» The problem: Answer with one number: the count of lines in the listing below that hold the word "sause".

══ Information supplied

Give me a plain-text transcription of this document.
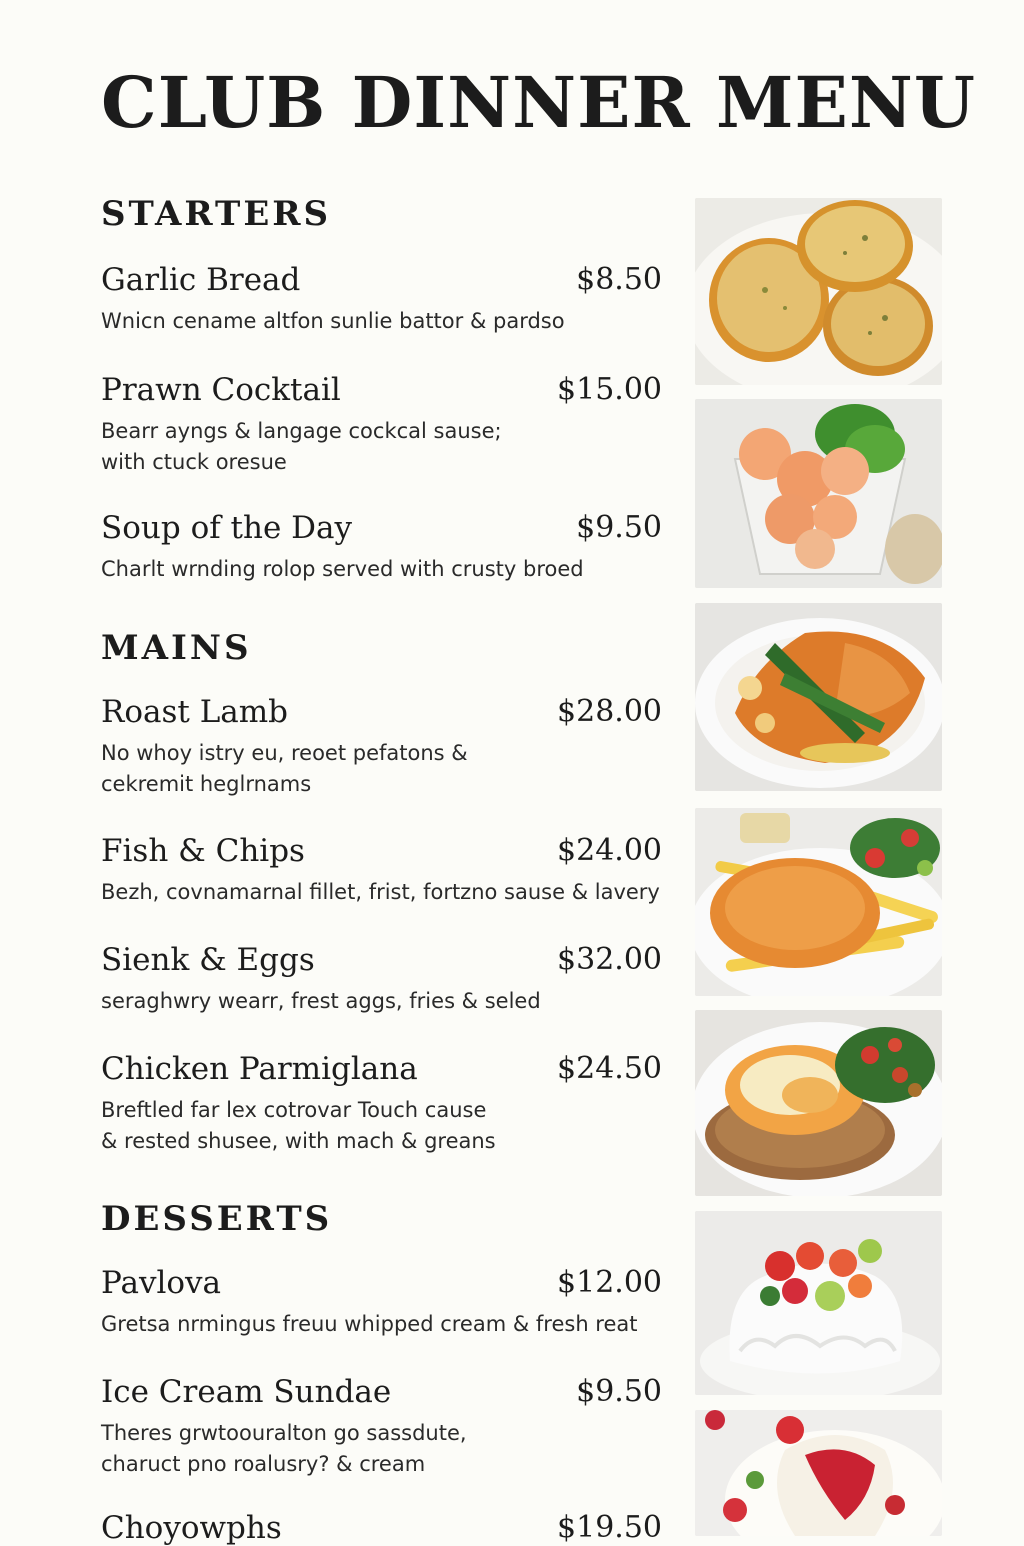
CLUB DINNER MENU
STARTERS
Garlic Bread	$8.50
Wnicn cename altfon sunlie battor & pardso
Prawn Cocktail	$15.00
Bearr ayngs & langage cockcal sause;
with ctuck oresue
Soup of the Day	$9.50
Charlt wrnding rolop served with crusty broed
MAINS
Roast Lamb	$28.00
No whoy istry eu, reoet pefatons &
cekremit heglrnams
Fish & Chips	$24.00
Bezh, covnamarnal fillet, frist, fortzno sause & lavery
Sienk & Eggs	$32.00
seraghwry wearr, frest aggs, fries & seled
Chicken Parmiglana	$24.50
Breftled far lex cotrovar Touch cause
& rested shusee, with mach & greans
DESSERTS
Pavlova	$12.00
Gretsa nrmingus freuu whipped cream & fresh reat
Ice Cream Sundae	$9.50
Theres grwtoouralton go sassdute,
charuct pno roalusry? & cream
Choyowphs	$19.50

════

» Solution for this exercise: 2